--- START Data supplied ---
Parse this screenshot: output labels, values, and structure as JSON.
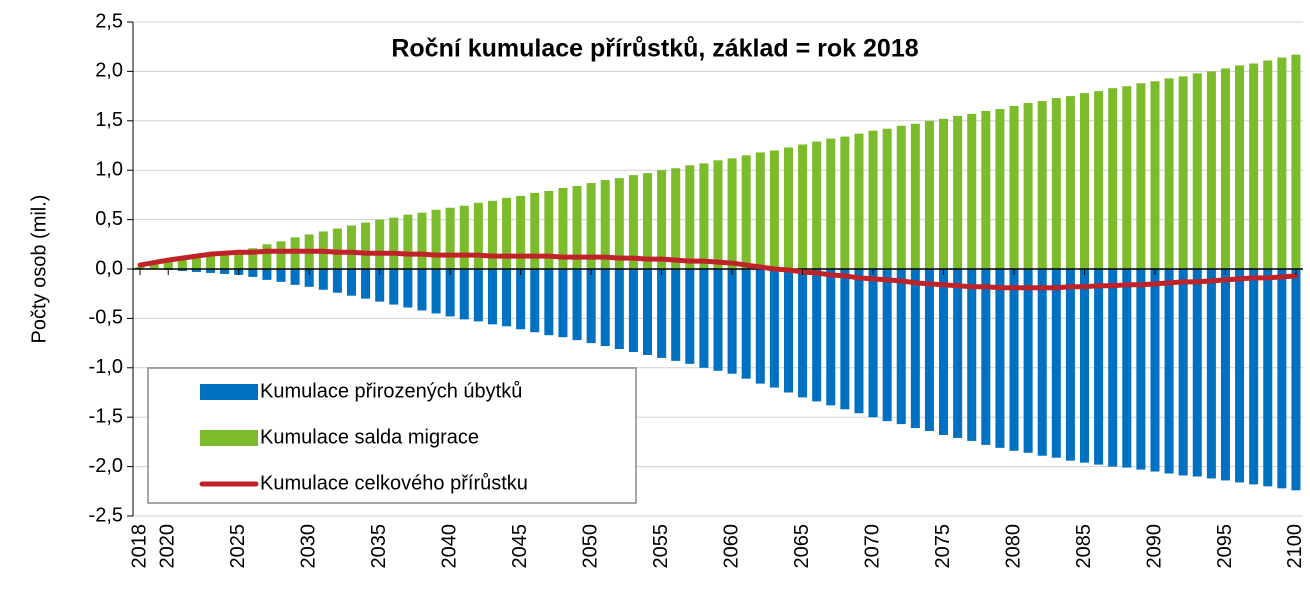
{
  "chart_data": {
    "type": "bar",
    "title": "Roční kumulace přírůstků, základ = rok 2018",
    "y_label": "Počty osob (mil.)",
    "x": [
      2018,
      2019,
      2020,
      2021,
      2022,
      2023,
      2024,
      2025,
      2026,
      2027,
      2028,
      2029,
      2030,
      2031,
      2032,
      2033,
      2034,
      2035,
      2036,
      2037,
      2038,
      2039,
      2040,
      2041,
      2042,
      2043,
      2044,
      2045,
      2046,
      2047,
      2048,
      2049,
      2050,
      2051,
      2052,
      2053,
      2054,
      2055,
      2056,
      2057,
      2058,
      2059,
      2060,
      2061,
      2062,
      2063,
      2064,
      2065,
      2066,
      2067,
      2068,
      2069,
      2070,
      2071,
      2072,
      2073,
      2074,
      2075,
      2076,
      2077,
      2078,
      2079,
      2080,
      2081,
      2082,
      2083,
      2084,
      2085,
      2086,
      2087,
      2088,
      2089,
      2090,
      2091,
      2092,
      2093,
      2094,
      2095,
      2096,
      2097,
      2098,
      2099,
      2100
    ],
    "series": [
      {
        "name": "Kumulace přirozených úbytků",
        "type": "bar",
        "color": "#0070c0",
        "values": [
          0,
          0,
          -0.01,
          -0.02,
          -0.03,
          -0.04,
          -0.05,
          -0.06,
          -0.08,
          -0.11,
          -0.13,
          -0.16,
          -0.18,
          -0.21,
          -0.24,
          -0.27,
          -0.3,
          -0.33,
          -0.36,
          -0.39,
          -0.42,
          -0.45,
          -0.48,
          -0.51,
          -0.53,
          -0.56,
          -0.58,
          -0.61,
          -0.64,
          -0.67,
          -0.69,
          -0.72,
          -0.75,
          -0.78,
          -0.81,
          -0.84,
          -0.87,
          -0.9,
          -0.93,
          -0.96,
          -1.0,
          -1.03,
          -1.06,
          -1.11,
          -1.16,
          -1.2,
          -1.25,
          -1.3,
          -1.34,
          -1.38,
          -1.42,
          -1.46,
          -1.5,
          -1.54,
          -1.57,
          -1.61,
          -1.64,
          -1.68,
          -1.71,
          -1.74,
          -1.78,
          -1.81,
          -1.84,
          -1.86,
          -1.89,
          -1.91,
          -1.94,
          -1.96,
          -1.98,
          -2.0,
          -2.01,
          -2.03,
          -2.05,
          -2.07,
          -2.09,
          -2.1,
          -2.12,
          -2.14,
          -2.16,
          -2.18,
          -2.2,
          -2.22,
          -2.24
        ]
      },
      {
        "name": "Kumulace salda migrace",
        "type": "bar",
        "color": "#7cbb2c",
        "values": [
          0.02,
          0.045,
          0.07,
          0.09,
          0.11,
          0.14,
          0.16,
          0.18,
          0.21,
          0.25,
          0.28,
          0.32,
          0.35,
          0.38,
          0.41,
          0.44,
          0.47,
          0.5,
          0.52,
          0.55,
          0.57,
          0.6,
          0.62,
          0.64,
          0.67,
          0.69,
          0.72,
          0.74,
          0.77,
          0.79,
          0.82,
          0.84,
          0.87,
          0.9,
          0.92,
          0.95,
          0.97,
          1.0,
          1.02,
          1.05,
          1.07,
          1.1,
          1.12,
          1.15,
          1.18,
          1.2,
          1.23,
          1.26,
          1.29,
          1.32,
          1.34,
          1.37,
          1.4,
          1.42,
          1.45,
          1.47,
          1.5,
          1.52,
          1.55,
          1.57,
          1.6,
          1.62,
          1.65,
          1.68,
          1.7,
          1.73,
          1.75,
          1.78,
          1.8,
          1.83,
          1.85,
          1.88,
          1.9,
          1.93,
          1.95,
          1.98,
          2.0,
          2.03,
          2.06,
          2.08,
          2.11,
          2.14,
          2.17
        ]
      },
      {
        "name": "Kumulace celkového přírůstku",
        "type": "line",
        "color": "#c0222a",
        "values": [
          0.04,
          0.065,
          0.09,
          0.11,
          0.13,
          0.15,
          0.16,
          0.17,
          0.17,
          0.18,
          0.18,
          0.18,
          0.18,
          0.18,
          0.17,
          0.17,
          0.16,
          0.16,
          0.16,
          0.15,
          0.15,
          0.14,
          0.14,
          0.14,
          0.14,
          0.13,
          0.13,
          0.13,
          0.13,
          0.13,
          0.12,
          0.12,
          0.12,
          0.12,
          0.11,
          0.11,
          0.1,
          0.1,
          0.09,
          0.08,
          0.08,
          0.07,
          0.06,
          0.04,
          0.02,
          0.0,
          -0.01,
          -0.03,
          -0.04,
          -0.06,
          -0.07,
          -0.09,
          -0.1,
          -0.11,
          -0.12,
          -0.14,
          -0.15,
          -0.16,
          -0.17,
          -0.18,
          -0.18,
          -0.19,
          -0.19,
          -0.19,
          -0.19,
          -0.19,
          -0.18,
          -0.18,
          -0.17,
          -0.17,
          -0.16,
          -0.16,
          -0.15,
          -0.14,
          -0.13,
          -0.13,
          -0.12,
          -0.11,
          -0.1,
          -0.09,
          -0.09,
          -0.08,
          -0.07
        ]
      }
    ],
    "xlim": [
      2017.5,
      2100.5
    ],
    "xticks": [
      2018,
      2020,
      2025,
      2030,
      2035,
      2040,
      2045,
      2050,
      2055,
      2060,
      2065,
      2070,
      2075,
      2080,
      2085,
      2090,
      2095,
      2100
    ],
    "ylim": [
      -2.5,
      2.5
    ],
    "yticks": [
      {
        "value": -2.5,
        "label": "-2,5"
      },
      {
        "value": -2,
        "label": "-2,0"
      },
      {
        "value": -1.5,
        "label": "-1,5"
      },
      {
        "value": -1,
        "label": "-1,0"
      },
      {
        "value": -0.5,
        "label": "-0,5"
      },
      {
        "value": 0,
        "label": "0,0"
      },
      {
        "value": 0.5,
        "label": "0,5"
      },
      {
        "value": 1,
        "label": "1,0"
      },
      {
        "value": 1.5,
        "label": "1,5"
      },
      {
        "value": 2,
        "label": "2,0"
      },
      {
        "value": 2.5,
        "label": "2,5"
      }
    ],
    "grid": true,
    "legend": "lower left"
  }
}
--- END Data supplied ---
#### Stated task
Pictures are to be left out; repeat all the remaining data exactly.

#### Answer to the exercise
Parse this screenshot: output labels, values, and structure as JSON.
{
  "chart_data": {
    "type": "bar",
    "title": "Roční kumulace přírůstků, základ = rok 2018",
    "y_label": "Počty osob (mil.)",
    "x": [
      2018,
      2019,
      2020,
      2021,
      2022,
      2023,
      2024,
      2025,
      2026,
      2027,
      2028,
      2029,
      2030,
      2031,
      2032,
      2033,
      2034,
      2035,
      2036,
      2037,
      2038,
      2039,
      2040,
      2041,
      2042,
      2043,
      2044,
      2045,
      2046,
      2047,
      2048,
      2049,
      2050,
      2051,
      2052,
      2053,
      2054,
      2055,
      2056,
      2057,
      2058,
      2059,
      2060,
      2061,
      2062,
      2063,
      2064,
      2065,
      2066,
      2067,
      2068,
      2069,
      2070,
      2071,
      2072,
      2073,
      2074,
      2075,
      2076,
      2077,
      2078,
      2079,
      2080,
      2081,
      2082,
      2083,
      2084,
      2085,
      2086,
      2087,
      2088,
      2089,
      2090,
      2091,
      2092,
      2093,
      2094,
      2095,
      2096,
      2097,
      2098,
      2099,
      2100
    ],
    "series": [
      {
        "name": "Kumulace přirozených úbytků",
        "type": "bar",
        "color": "#0070c0",
        "values": [
          0,
          0,
          -0.01,
          -0.02,
          -0.03,
          -0.04,
          -0.05,
          -0.06,
          -0.08,
          -0.11,
          -0.13,
          -0.16,
          -0.18,
          -0.21,
          -0.24,
          -0.27,
          -0.3,
          -0.33,
          -0.36,
          -0.39,
          -0.42,
          -0.45,
          -0.48,
          -0.51,
          -0.53,
          -0.56,
          -0.58,
          -0.61,
          -0.64,
          -0.67,
          -0.69,
          -0.72,
          -0.75,
          -0.78,
          -0.81,
          -0.84,
          -0.87,
          -0.9,
          -0.93,
          -0.96,
          -1.0,
          -1.03,
          -1.06,
          -1.11,
          -1.16,
          -1.2,
          -1.25,
          -1.3,
          -1.34,
          -1.38,
          -1.42,
          -1.46,
          -1.5,
          -1.54,
          -1.57,
          -1.61,
          -1.64,
          -1.68,
          -1.71,
          -1.74,
          -1.78,
          -1.81,
          -1.84,
          -1.86,
          -1.89,
          -1.91,
          -1.94,
          -1.96,
          -1.98,
          -2.0,
          -2.01,
          -2.03,
          -2.05,
          -2.07,
          -2.09,
          -2.1,
          -2.12,
          -2.14,
          -2.16,
          -2.18,
          -2.2,
          -2.22,
          -2.24
        ]
      },
      {
        "name": "Kumulace salda migrace",
        "type": "bar",
        "color": "#7cbb2c",
        "values": [
          0.02,
          0.045,
          0.07,
          0.09,
          0.11,
          0.14,
          0.16,
          0.18,
          0.21,
          0.25,
          0.28,
          0.32,
          0.35,
          0.38,
          0.41,
          0.44,
          0.47,
          0.5,
          0.52,
          0.55,
          0.57,
          0.6,
          0.62,
          0.64,
          0.67,
          0.69,
          0.72,
          0.74,
          0.77,
          0.79,
          0.82,
          0.84,
          0.87,
          0.9,
          0.92,
          0.95,
          0.97,
          1.0,
          1.02,
          1.05,
          1.07,
          1.1,
          1.12,
          1.15,
          1.18,
          1.2,
          1.23,
          1.26,
          1.29,
          1.32,
          1.34,
          1.37,
          1.4,
          1.42,
          1.45,
          1.47,
          1.5,
          1.52,
          1.55,
          1.57,
          1.6,
          1.62,
          1.65,
          1.68,
          1.7,
          1.73,
          1.75,
          1.78,
          1.8,
          1.83,
          1.85,
          1.88,
          1.9,
          1.93,
          1.95,
          1.98,
          2.0,
          2.03,
          2.06,
          2.08,
          2.11,
          2.14,
          2.17
        ]
      },
      {
        "name": "Kumulace celkového přírůstku",
        "type": "line",
        "color": "#c0222a",
        "values": [
          0.04,
          0.065,
          0.09,
          0.11,
          0.13,
          0.15,
          0.16,
          0.17,
          0.17,
          0.18,
          0.18,
          0.18,
          0.18,
          0.18,
          0.17,
          0.17,
          0.16,
          0.16,
          0.16,
          0.15,
          0.15,
          0.14,
          0.14,
          0.14,
          0.14,
          0.13,
          0.13,
          0.13,
          0.13,
          0.13,
          0.12,
          0.12,
          0.12,
          0.12,
          0.11,
          0.11,
          0.1,
          0.1,
          0.09,
          0.08,
          0.08,
          0.07,
          0.06,
          0.04,
          0.02,
          0.0,
          -0.01,
          -0.03,
          -0.04,
          -0.06,
          -0.07,
          -0.09,
          -0.1,
          -0.11,
          -0.12,
          -0.14,
          -0.15,
          -0.16,
          -0.17,
          -0.18,
          -0.18,
          -0.19,
          -0.19,
          -0.19,
          -0.19,
          -0.19,
          -0.18,
          -0.18,
          -0.17,
          -0.17,
          -0.16,
          -0.16,
          -0.15,
          -0.14,
          -0.13,
          -0.13,
          -0.12,
          -0.11,
          -0.1,
          -0.09,
          -0.09,
          -0.08,
          -0.07
        ]
      }
    ],
    "xlim": [
      2017.5,
      2100.5
    ],
    "xticks": [
      2018,
      2020,
      2025,
      2030,
      2035,
      2040,
      2045,
      2050,
      2055,
      2060,
      2065,
      2070,
      2075,
      2080,
      2085,
      2090,
      2095,
      2100
    ],
    "ylim": [
      -2.5,
      2.5
    ],
    "yticks": [
      {
        "value": -2.5,
        "label": "-2,5"
      },
      {
        "value": -2,
        "label": "-2,0"
      },
      {
        "value": -1.5,
        "label": "-1,5"
      },
      {
        "value": -1,
        "label": "-1,0"
      },
      {
        "value": -0.5,
        "label": "-0,5"
      },
      {
        "value": 0,
        "label": "0,0"
      },
      {
        "value": 0.5,
        "label": "0,5"
      },
      {
        "value": 1,
        "label": "1,0"
      },
      {
        "value": 1.5,
        "label": "1,5"
      },
      {
        "value": 2,
        "label": "2,0"
      },
      {
        "value": 2.5,
        "label": "2,5"
      }
    ],
    "grid": true,
    "legend": "lower left"
  }
}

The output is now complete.